Hugo ChávezHugo Chávez

Latin American fighters against American imperialism announced their yet another victory. The members of the Bolivarian Alternative for the Americas (ALBA) decided to introduce the regional currency for mutual settlement, the Sucre (Sistema Unico de Compensacion Regional). The new currency is to be put into circulation from January 2010. Experts are not certain whether the idea to “bite the USA” can become an advantage in such a complex undertaking.

For the time being, the Sucre bears a resemblance to Europe ’s ECU (the European Currency Unit), which was a virtual currency before the introduction of the euro.

The first joint Latin American currency is a victory for Venezuelan President Hugo Chavez and his allies in Cuba. The two countries founded the ALBA in 2004 to oppose Washington ’s idea about the creation of the free trade zone for the two Americas.

The ALBA follows the practice of the international barter exchange. For example, Cuba provides its specialists for Venezuela’s social programs in return to Venezuela ’s oil shipments to the country. In addition, the members of the organization receive Venezuelan oil at discount prices.

The dollar peg became a weak point of the organization, but the new currency is expected to remove the political and economic risks of the dollar-based turnover.

Hugo Chavez said that the Sucre would be launched as a virtual currency and would then proceed as a full-fledged regional currency, which would help Latin American countries forget about the dictatorship of the US dollar. It is hard to describe the ALBA as a strong organization. It unites Venezuela, Cuba, Bolivia, Honduras, Nicaragua and Dominica.

__RECORDED DATA__:

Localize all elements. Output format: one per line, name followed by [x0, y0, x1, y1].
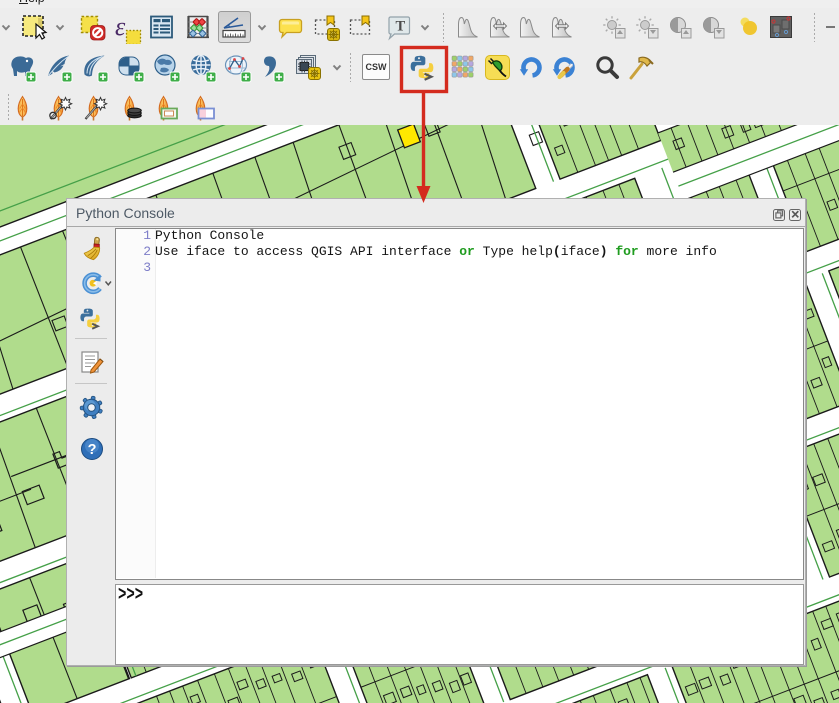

__WRITTEN TASK__:
From the article on the Sucre currency above, output the passage that begins with the words "The dollar peg" and ends with the words "the dollar-based turnover.", copied with no changes.

__ANSWER IN FULL__:
The dollar peg became a weak point of the organization, but the new currency is expected to remove the political and economic risks of the dollar-based turnover.